• MATERIAL
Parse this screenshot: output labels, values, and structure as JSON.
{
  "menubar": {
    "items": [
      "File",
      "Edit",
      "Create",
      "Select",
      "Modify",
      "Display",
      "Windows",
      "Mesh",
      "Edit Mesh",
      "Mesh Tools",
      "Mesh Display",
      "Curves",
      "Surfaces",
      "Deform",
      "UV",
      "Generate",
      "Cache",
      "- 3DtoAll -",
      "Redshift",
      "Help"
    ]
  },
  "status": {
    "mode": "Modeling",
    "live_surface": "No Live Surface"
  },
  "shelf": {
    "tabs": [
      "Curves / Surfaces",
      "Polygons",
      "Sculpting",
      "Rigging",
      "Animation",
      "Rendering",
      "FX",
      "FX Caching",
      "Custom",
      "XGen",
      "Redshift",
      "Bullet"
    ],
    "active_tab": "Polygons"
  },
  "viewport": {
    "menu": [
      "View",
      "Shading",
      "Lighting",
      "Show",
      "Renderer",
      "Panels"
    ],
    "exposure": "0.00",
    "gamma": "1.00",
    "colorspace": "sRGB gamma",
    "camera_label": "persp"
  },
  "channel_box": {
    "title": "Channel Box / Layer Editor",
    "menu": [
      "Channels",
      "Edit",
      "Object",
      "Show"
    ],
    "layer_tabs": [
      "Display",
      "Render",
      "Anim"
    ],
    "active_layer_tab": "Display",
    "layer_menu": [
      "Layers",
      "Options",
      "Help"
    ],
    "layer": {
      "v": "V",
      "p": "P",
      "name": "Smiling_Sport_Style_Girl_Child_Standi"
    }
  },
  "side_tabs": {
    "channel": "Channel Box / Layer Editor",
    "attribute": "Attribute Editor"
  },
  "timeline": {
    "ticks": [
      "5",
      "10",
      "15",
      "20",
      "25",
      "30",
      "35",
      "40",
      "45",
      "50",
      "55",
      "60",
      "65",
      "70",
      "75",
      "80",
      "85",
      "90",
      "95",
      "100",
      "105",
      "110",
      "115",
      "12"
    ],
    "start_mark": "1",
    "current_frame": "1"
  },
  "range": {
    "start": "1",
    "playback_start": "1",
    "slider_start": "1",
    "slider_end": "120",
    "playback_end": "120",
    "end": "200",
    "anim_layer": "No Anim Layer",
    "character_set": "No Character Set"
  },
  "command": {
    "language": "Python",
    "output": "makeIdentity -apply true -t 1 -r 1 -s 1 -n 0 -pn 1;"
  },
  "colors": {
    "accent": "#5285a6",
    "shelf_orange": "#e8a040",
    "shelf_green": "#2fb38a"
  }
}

• OBJECTIVE
Write out every entry above, word for word.

• WRITTEN SOLUTION
Parse this screenshot: output labels, values, and structure as JSON.
{
  "menubar": {
    "items": [
      "File",
      "Edit",
      "Create",
      "Select",
      "Modify",
      "Display",
      "Windows",
      "Mesh",
      "Edit Mesh",
      "Mesh Tools",
      "Mesh Display",
      "Curves",
      "Surfaces",
      "Deform",
      "UV",
      "Generate",
      "Cache",
      "- 3DtoAll -",
      "Redshift",
      "Help"
    ]
  },
  "status": {
    "mode": "Modeling",
    "live_surface": "No Live Surface"
  },
  "shelf": {
    "tabs": [
      "Curves / Surfaces",
      "Polygons",
      "Sculpting",
      "Rigging",
      "Animation",
      "Rendering",
      "FX",
      "FX Caching",
      "Custom",
      "XGen",
      "Redshift",
      "Bullet"
    ],
    "active_tab": "Polygons"
  },
  "viewport": {
    "menu": [
      "View",
      "Shading",
      "Lighting",
      "Show",
      "Renderer",
      "Panels"
    ],
    "exposure": "0.00",
    "gamma": "1.00",
    "colorspace": "sRGB gamma",
    "camera_label": "persp"
  },
  "channel_box": {
    "title": "Channel Box / Layer Editor",
    "menu": [
      "Channels",
      "Edit",
      "Object",
      "Show"
    ],
    "layer_tabs": [
      "Display",
      "Render",
      "Anim"
    ],
    "active_layer_tab": "Display",
    "layer_menu": [
      "Layers",
      "Options",
      "Help"
    ],
    "layer": {
      "v": "V",
      "p": "P",
      "name": "Smiling_Sport_Style_Girl_Child_Standi"
    }
  },
  "side_tabs": {
    "channel": "Channel Box / Layer Editor",
    "attribute": "Attribute Editor"
  },
  "timeline": {
    "ticks": [
      "5",
      "10",
      "15",
      "20",
      "25",
      "30",
      "35",
      "40",
      "45",
      "50",
      "55",
      "60",
      "65",
      "70",
      "75",
      "80",
      "85",
      "90",
      "95",
      "100",
      "105",
      "110",
      "115",
      "12"
    ],
    "start_mark": "1",
    "current_frame": "1"
  },
  "range": {
    "start": "1",
    "playback_start": "1",
    "slider_start": "1",
    "slider_end": "120",
    "playback_end": "120",
    "end": "200",
    "anim_layer": "No Anim Layer",
    "character_set": "No Character Set"
  },
  "command": {
    "language": "Python",
    "output": "makeIdentity -apply true -t 1 -r 1 -s 1 -n 0 -pn 1;"
  },
  "colors": {
    "accent": "#5285a6",
    "shelf_orange": "#e8a040",
    "shelf_green": "#2fb38a"
  }
}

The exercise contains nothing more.